Monday, April 15, 2013

Will Having Unified Organic Labeling Make Africa's Agriculture More Profitable?




The world’s leading nations are profiting from myriads of trade protectionism and marketing communication initiatives that dispose agricultural and agro-industrial produce to profitable returns. Is the African continent ready to learn or at least adapt some of such initiatives with potentials for positively impacting the socio-economic circumstances of its people?

For some time now, the Department of Agriculture and Rural Economy (DREA) of the African Union Commission has identified and has been holding consultations across the continent over one of those protectionist initiatives - Geographic Indications (GIs) which if well-articulated and exploited, would offer some elixir to the continent’s theming resource poor agricultural populace are largely peasant farmers.

Geographical Indications (GI)are signs or names conferred on products emanating from specific geographic regions or origins - e.g. a town, region, or country certifying or giving assurance that the products possess characteristics or have reputation of possessing qualities, made in consonance with the traditional skills peculiar to the geographic areas.

---

### STATED GOAL
In the article on Africa's agriculture, what purpose does a Geographical Indication serve when it is given to a product? Answer in one to three sentences. The items that come next are separate material and are not part of the article.

Items excerpted from a collection
---

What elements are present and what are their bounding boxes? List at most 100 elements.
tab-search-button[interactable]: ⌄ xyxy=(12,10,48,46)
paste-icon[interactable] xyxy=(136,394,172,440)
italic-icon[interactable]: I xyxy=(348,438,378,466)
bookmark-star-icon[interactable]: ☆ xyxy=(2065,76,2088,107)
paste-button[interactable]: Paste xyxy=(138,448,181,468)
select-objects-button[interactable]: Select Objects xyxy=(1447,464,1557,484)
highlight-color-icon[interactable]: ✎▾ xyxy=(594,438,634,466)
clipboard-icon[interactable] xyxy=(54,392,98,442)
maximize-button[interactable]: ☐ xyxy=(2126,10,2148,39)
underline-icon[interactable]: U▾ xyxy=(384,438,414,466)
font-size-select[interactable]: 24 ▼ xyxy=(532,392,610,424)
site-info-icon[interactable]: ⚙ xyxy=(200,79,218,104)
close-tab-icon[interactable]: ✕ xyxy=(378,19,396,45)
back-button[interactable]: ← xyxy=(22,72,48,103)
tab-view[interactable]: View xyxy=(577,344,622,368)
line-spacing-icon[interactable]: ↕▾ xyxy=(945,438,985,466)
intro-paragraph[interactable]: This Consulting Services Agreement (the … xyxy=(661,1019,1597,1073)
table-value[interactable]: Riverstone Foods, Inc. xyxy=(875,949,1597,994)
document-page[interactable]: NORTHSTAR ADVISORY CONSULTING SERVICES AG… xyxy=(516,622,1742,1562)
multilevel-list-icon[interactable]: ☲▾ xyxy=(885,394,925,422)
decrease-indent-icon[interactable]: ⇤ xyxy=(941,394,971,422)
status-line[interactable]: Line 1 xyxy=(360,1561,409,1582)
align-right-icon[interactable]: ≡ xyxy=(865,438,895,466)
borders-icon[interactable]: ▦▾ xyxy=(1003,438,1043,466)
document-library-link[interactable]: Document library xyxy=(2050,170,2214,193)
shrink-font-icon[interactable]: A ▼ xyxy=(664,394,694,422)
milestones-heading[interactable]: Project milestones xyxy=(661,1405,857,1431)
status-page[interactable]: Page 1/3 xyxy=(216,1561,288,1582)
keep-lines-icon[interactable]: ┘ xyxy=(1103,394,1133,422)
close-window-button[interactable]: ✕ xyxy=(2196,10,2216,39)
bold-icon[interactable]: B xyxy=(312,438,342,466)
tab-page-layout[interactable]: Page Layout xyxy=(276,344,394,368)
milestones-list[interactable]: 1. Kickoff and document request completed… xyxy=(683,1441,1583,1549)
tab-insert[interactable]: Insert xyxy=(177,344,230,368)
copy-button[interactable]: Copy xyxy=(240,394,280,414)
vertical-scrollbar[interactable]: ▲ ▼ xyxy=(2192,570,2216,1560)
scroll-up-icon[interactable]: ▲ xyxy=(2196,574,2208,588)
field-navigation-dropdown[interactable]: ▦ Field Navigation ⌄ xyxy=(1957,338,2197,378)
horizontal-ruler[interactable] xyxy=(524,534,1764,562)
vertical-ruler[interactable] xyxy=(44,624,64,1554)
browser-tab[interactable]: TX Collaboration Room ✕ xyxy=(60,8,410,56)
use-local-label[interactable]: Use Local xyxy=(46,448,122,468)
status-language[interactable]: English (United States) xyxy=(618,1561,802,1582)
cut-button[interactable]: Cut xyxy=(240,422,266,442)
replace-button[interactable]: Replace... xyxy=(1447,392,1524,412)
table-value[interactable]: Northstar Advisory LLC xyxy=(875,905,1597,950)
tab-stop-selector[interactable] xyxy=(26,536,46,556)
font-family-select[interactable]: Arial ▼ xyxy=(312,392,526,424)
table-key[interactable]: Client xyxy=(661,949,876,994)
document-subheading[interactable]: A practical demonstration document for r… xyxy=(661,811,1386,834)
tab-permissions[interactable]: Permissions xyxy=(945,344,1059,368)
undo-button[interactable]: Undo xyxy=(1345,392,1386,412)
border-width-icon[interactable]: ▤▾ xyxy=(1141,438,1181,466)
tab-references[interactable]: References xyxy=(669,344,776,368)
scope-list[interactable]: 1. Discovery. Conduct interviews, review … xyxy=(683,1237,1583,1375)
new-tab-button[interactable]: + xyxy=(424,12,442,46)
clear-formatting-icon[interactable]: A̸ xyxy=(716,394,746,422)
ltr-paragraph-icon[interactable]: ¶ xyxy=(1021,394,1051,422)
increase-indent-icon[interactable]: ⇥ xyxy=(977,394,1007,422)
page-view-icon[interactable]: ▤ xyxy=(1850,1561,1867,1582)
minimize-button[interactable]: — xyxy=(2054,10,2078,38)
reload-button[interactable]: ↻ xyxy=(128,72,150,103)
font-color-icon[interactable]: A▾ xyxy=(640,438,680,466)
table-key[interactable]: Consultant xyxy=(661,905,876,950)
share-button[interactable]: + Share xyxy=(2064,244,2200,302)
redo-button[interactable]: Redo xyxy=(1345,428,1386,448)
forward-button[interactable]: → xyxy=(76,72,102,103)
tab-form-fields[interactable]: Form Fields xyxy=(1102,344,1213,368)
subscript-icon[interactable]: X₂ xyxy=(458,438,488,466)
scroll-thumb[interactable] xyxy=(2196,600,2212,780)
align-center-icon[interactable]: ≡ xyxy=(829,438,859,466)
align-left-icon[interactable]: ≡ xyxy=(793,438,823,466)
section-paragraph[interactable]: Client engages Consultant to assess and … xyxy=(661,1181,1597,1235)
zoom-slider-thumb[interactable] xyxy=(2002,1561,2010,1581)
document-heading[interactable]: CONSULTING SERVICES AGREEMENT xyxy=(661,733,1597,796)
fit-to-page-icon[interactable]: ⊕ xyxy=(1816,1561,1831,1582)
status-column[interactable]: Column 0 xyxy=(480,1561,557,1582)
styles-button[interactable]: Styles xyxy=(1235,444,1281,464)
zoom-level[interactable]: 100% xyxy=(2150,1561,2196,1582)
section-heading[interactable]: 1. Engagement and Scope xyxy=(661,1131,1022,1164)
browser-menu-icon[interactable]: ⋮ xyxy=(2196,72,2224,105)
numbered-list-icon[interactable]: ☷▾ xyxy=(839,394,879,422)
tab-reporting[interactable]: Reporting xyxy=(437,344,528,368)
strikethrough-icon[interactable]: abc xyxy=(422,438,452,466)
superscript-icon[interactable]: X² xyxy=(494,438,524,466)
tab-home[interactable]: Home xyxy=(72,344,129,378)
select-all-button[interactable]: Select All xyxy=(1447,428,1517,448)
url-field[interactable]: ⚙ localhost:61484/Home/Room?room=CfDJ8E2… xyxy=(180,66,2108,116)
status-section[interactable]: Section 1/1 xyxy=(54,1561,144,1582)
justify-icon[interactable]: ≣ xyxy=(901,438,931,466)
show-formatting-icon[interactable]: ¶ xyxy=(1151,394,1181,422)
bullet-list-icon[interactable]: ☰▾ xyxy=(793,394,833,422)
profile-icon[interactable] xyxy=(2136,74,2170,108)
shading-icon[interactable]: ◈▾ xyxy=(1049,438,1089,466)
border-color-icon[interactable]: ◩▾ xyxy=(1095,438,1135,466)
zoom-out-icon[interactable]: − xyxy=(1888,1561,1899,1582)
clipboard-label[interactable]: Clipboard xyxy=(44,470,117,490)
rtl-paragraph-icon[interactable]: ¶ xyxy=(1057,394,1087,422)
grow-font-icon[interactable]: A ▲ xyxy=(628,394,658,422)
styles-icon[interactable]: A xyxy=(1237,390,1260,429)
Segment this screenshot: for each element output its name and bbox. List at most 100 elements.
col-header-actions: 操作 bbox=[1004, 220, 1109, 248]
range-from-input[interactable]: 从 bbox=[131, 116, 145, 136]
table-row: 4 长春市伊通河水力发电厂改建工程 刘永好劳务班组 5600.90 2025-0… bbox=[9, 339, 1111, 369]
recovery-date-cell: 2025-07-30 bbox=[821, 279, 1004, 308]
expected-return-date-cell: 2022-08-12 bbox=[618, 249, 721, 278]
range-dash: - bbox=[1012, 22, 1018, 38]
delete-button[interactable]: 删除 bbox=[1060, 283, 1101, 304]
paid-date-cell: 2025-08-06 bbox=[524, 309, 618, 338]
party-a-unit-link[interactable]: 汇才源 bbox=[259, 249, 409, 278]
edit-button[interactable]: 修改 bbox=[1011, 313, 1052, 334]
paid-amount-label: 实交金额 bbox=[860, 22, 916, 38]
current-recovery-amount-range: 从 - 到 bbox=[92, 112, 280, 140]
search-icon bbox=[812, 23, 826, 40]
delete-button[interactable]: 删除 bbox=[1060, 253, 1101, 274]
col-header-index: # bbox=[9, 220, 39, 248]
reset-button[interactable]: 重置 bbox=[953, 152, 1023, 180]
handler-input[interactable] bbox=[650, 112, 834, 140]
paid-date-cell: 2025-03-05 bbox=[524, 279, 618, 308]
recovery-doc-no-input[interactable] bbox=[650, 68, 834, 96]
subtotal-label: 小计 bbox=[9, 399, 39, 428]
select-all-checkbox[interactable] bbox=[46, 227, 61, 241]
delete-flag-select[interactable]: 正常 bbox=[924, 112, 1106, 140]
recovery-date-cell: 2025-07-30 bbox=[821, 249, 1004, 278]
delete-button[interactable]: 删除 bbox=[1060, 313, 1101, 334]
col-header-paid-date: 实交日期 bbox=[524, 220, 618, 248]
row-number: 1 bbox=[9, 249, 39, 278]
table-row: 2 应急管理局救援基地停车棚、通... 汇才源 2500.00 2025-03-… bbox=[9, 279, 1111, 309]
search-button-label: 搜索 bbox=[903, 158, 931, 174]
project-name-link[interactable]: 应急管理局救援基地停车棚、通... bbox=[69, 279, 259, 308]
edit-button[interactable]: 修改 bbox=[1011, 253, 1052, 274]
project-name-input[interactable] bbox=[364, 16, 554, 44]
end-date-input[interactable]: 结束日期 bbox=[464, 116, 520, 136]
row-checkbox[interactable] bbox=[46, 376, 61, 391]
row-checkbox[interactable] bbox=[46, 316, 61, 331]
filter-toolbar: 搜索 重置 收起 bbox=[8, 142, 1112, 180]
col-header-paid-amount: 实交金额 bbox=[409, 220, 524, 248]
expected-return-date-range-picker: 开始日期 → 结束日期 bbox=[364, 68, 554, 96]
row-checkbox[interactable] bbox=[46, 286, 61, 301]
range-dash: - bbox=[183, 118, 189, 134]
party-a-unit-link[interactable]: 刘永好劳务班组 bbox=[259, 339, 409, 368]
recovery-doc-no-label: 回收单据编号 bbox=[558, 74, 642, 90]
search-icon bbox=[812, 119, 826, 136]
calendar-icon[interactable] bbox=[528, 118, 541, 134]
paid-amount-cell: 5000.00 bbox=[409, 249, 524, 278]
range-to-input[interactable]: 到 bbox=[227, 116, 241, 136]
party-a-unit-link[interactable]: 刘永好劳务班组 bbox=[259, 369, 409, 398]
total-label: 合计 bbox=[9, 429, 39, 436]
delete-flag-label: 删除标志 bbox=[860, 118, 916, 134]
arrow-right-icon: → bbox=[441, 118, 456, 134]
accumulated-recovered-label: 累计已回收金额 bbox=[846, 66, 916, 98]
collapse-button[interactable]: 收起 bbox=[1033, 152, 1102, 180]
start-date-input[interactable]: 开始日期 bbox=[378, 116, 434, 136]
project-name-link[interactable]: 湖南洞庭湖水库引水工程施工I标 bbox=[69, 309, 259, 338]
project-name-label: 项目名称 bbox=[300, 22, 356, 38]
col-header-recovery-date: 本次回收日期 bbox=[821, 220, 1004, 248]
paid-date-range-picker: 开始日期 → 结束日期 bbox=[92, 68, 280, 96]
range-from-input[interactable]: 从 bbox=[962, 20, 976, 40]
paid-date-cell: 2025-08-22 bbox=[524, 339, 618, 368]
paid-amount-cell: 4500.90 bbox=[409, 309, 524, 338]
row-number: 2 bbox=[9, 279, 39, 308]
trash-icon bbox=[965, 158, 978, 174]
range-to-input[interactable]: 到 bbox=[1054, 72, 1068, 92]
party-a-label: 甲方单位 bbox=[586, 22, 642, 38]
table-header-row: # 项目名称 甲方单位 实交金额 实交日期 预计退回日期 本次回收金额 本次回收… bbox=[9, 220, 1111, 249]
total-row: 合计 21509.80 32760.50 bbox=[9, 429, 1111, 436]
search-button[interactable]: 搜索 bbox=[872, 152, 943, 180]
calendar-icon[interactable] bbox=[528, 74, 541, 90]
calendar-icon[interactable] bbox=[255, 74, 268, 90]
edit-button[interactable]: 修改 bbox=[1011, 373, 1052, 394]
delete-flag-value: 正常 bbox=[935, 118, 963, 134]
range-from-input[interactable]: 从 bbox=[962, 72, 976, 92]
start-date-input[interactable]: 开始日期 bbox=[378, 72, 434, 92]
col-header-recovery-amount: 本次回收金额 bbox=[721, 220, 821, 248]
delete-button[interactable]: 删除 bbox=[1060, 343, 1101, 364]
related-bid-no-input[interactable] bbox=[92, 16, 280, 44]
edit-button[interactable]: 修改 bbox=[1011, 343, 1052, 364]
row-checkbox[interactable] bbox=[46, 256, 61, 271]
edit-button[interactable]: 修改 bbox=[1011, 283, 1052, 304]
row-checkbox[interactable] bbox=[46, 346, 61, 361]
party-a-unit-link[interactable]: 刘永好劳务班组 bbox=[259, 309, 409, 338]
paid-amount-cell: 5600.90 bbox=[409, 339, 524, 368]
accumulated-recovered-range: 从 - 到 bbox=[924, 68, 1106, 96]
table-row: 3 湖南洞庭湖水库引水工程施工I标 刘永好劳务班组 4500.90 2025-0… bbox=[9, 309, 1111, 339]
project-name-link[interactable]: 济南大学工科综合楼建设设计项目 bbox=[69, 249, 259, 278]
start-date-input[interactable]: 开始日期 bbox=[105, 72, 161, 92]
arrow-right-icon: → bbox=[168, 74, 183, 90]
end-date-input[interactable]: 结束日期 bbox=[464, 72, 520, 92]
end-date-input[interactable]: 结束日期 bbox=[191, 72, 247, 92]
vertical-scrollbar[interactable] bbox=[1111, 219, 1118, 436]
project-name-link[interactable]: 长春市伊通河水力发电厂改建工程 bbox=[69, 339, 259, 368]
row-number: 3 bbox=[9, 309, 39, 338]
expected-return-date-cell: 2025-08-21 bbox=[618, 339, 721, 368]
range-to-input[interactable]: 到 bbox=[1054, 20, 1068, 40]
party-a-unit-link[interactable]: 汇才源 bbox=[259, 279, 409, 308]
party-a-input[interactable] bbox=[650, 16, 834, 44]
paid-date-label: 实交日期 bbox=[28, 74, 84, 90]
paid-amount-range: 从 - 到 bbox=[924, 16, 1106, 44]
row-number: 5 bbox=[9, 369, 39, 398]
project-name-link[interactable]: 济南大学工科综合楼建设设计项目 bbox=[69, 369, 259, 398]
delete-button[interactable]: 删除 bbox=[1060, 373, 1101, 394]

---

### REPLY
A Geographical Indication is a sign or name given to products from a specific place, such as a town, region, or country. It certifies or assures that the products have certain characteristics, or a reputation for certain qualities, made in keeping with the traditional skills of that area.